[Short task 1] Copy the entry lines word for word, starting at the line that contains "data-point [488,237,492,241]" and ending after the line that contains "data-point [108,133,112,137]".

## Begin Excerpt to read

Learn more about Multivariate testing vs A/B testing.
Best metrics to focus on with multivariate testing
When setting up a multivariate test, similarly to an A/B test, start your testing process by defining your variants, set up a target page and audience (optional) and the metrics you think will be influenced by this change.
From our research, most ecommerce companies tend to focus on revenue, and B2B companies on conversions. Although these are the most valuable conversions you can have, sometimes adding other conversion metrics can help increase the statistical significance because there’s more data to work with. Based on our findings, companies that focussed on these alternative metics had higher returns and success rates in testing.
Example web metrics you can track in mvt tests are:
-
Call-to-action clicks - Commonly buttons or banners, measured in CTR (click-through-rate)
-
Conversion rate (CVR) - Measuring traffic / form submits or sales. CVR is the most common metric.
-
Engagement rate (ER) - A blog might measure engagement by website visitors / scrolled 75%
-
View-through rate (VTR) - Website visitors or play events / watched 75% or 90%
Setting up a multivariate test with these usability metrics allow the system to pick the best combination of elements for your page, based on your primary metric. Most tools do allow you to track more than one metric, but only the first (or main) one will be used to measure success.
Adding alternative metrics to plain conversions can also help with conversion rate optimization and even break you out of a local maximum. For instance, tracking user engagement before you get to a form increases data ingested in your multivariate test, and gives the test tool more data to work with and reach statistical significance in your test results.
A note on statistical significance in multivariate testing
Depending on how much traffic your given page gets, and how big the elements you’re changing are likely to impact your primary metric, it can take a while to reach statistical significance.
This is the same as with any A/B test, where the more elements you add (A/B/C/D), the longer your test can take to reach a conclusion. With multivariate testing, this is extra pronounced because each element that’s being changed needs to be measured against one another.

## End Excerpt to read
## Begin Exercise input

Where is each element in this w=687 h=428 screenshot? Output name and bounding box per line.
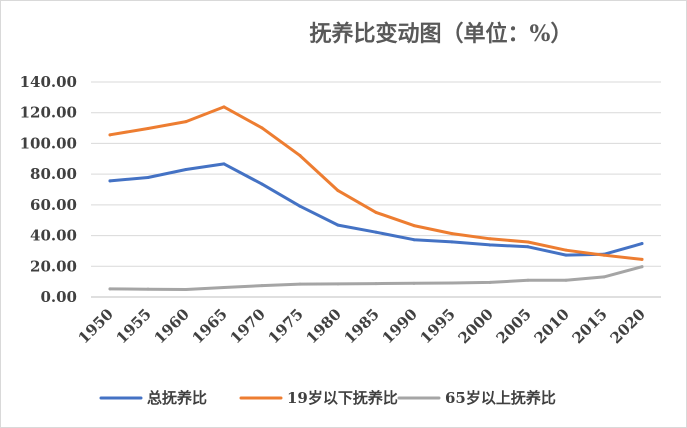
data-point [488,237,492,241]
x-tick-label: 2015 [569,305,611,347]
data-point [260,284,264,288]
x-tick-label: 1950 [75,305,117,347]
x-tick-label: 1965 [189,305,231,347]
data-point [602,253,606,257]
y-tick-label: 140.00 [20,73,77,91]
data-point [412,281,416,285]
data-point [564,278,568,282]
data-point [450,232,454,236]
data-point [146,176,150,180]
data-point [260,182,264,186]
x-tick-label: 2020 [607,305,649,347]
chart-title: 抚养比变动图（单位：%） [310,21,573,47]
data-point [640,257,644,261]
data-point [108,179,112,183]
y-tick-label: 0.00 [40,288,77,306]
data-point [526,245,530,249]
x-tick-label: 1960 [151,305,193,347]
data-point [336,223,340,227]
y-tick-label: 100.00 [20,134,77,152]
legend: 总抚养比 19岁以下抚养比 65岁以上抚养比 [99,389,556,407]
data-point [298,282,302,286]
x-tick-label: 2005 [493,305,535,347]
data-point [564,248,568,252]
data-point [260,126,264,130]
y-tick-label: 120.00 [20,104,77,122]
series-line-2 [108,265,644,291]
y-tick-label: 20.00 [30,257,77,275]
data-point [374,282,378,286]
x-tick-label: 1985 [341,305,383,347]
data-point [336,189,340,193]
data-point [640,265,644,269]
data-point [412,224,416,228]
x-tick-label: 1980 [303,305,345,347]
gridlines [91,81,661,298]
data-point [108,133,112,137]
x-tick-label: 1990 [379,305,421,347]
data-point [564,253,568,257]
x-tick-label: 2000 [455,305,497,347]
legend-label: 19岁以下抚养比 [287,389,398,407]
x-tick-label: 1970 [227,305,269,347]
data-point [488,243,492,247]
x-axis-ticks: 1950195519601965197019751980198519901995… [75,305,649,347]
data-point [108,287,112,291]
x-tick-label: 1975 [265,305,307,347]
y-axis-ticks: 0.00 20.00 40.00 60.00 80.00 100.00 120.00 140.… [20,73,77,306]
data-point [184,168,188,172]
data-point [146,127,150,131]
data-point [526,240,530,244]
series-line-0 [108,162,644,257]
y-tick-label: 60.00 [30,196,77,214]
data-point [412,238,416,242]
x-tick-label: 1955 [113,305,155,347]
data-point [298,204,302,208]
data-point [374,230,378,234]
data-point [222,162,226,166]
x-tick-label: 1995 [417,305,459,347]
legend-label: 总抚养比 [147,389,207,407]
data-point [640,242,644,246]
series-line-1 [108,105,644,261]
data-point [450,240,454,244]
data-point [488,280,492,284]
data-point [222,285,226,289]
data-point [526,278,530,282]
y-tick-label: 40.00 [30,227,77,245]
data-point [298,154,302,158]
data-point [374,210,378,214]
legend-label: 65岁以上抚养比 [445,389,556,407]
data-point [184,287,188,291]
data-point [602,275,606,279]
data-point [336,282,340,286]
x-tick-label: 2010 [531,305,573,347]
data-point [184,120,188,124]
data-point [146,287,150,291]
y-tick-label: 80.00 [30,165,77,183]
series-lines [108,105,644,291]
data-point [222,105,226,109]
data-point [450,281,454,285]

## End Exercise input

[Short task 2]
Answer these questions from the multivariate testing text:
(a) What do most ecommerce companies tend to focus on, and what do B2B companies focus on?
(b) Which metric does the text call the most common?
(c) When a tool tracks more than one metric, which one is used to measure success?

[Written response 1]
data-point [488,237,492,241]
x-tick-label: 2015 [569,305,611,347]
data-point [260,284,264,288]
x-tick-label: 1950 [75,305,117,347]
x-tick-label: 1965 [189,305,231,347]
data-point [602,253,606,257]
y-tick-label: 140.00 [20,73,77,91]
data-point [412,281,416,285]
data-point [564,278,568,282]
data-point [450,232,454,236]
data-point [146,176,150,180]
data-point [260,182,264,186]
x-tick-label: 2020 [607,305,649,347]
chart-title: 抚养比变动图（单位：%） [310,21,573,47]
data-point [640,257,644,261]
data-point [108,179,112,183]
y-tick-label: 0.00 [40,288,77,306]
data-point [526,245,530,249]
x-tick-label: 1960 [151,305,193,347]
data-point [336,223,340,227]
y-tick-label: 100.00 [20,134,77,152]
legend: 总抚养比 19岁以下抚养比 65岁以上抚养比 [99,389,556,407]
data-point [298,282,302,286]
x-tick-label: 2005 [493,305,535,347]
data-point [564,248,568,252]
data-point [260,126,264,130]
y-tick-label: 120.00 [20,104,77,122]
series-line-2 [108,265,644,291]
y-tick-label: 20.00 [30,257,77,275]
data-point [374,282,378,286]
x-tick-label: 1985 [341,305,383,347]
data-point [336,189,340,193]
data-point [640,265,644,269]
data-point [412,224,416,228]
x-tick-label: 1980 [303,305,345,347]
gridlines [91,81,661,298]
data-point [108,133,112,137]

[Written response 2]
(a) Ecommerce companies tend to focus on revenue, and B2B companies focus on conversions.
(b) Conversion rate (CVR).
(c) Only the first (or main) metric.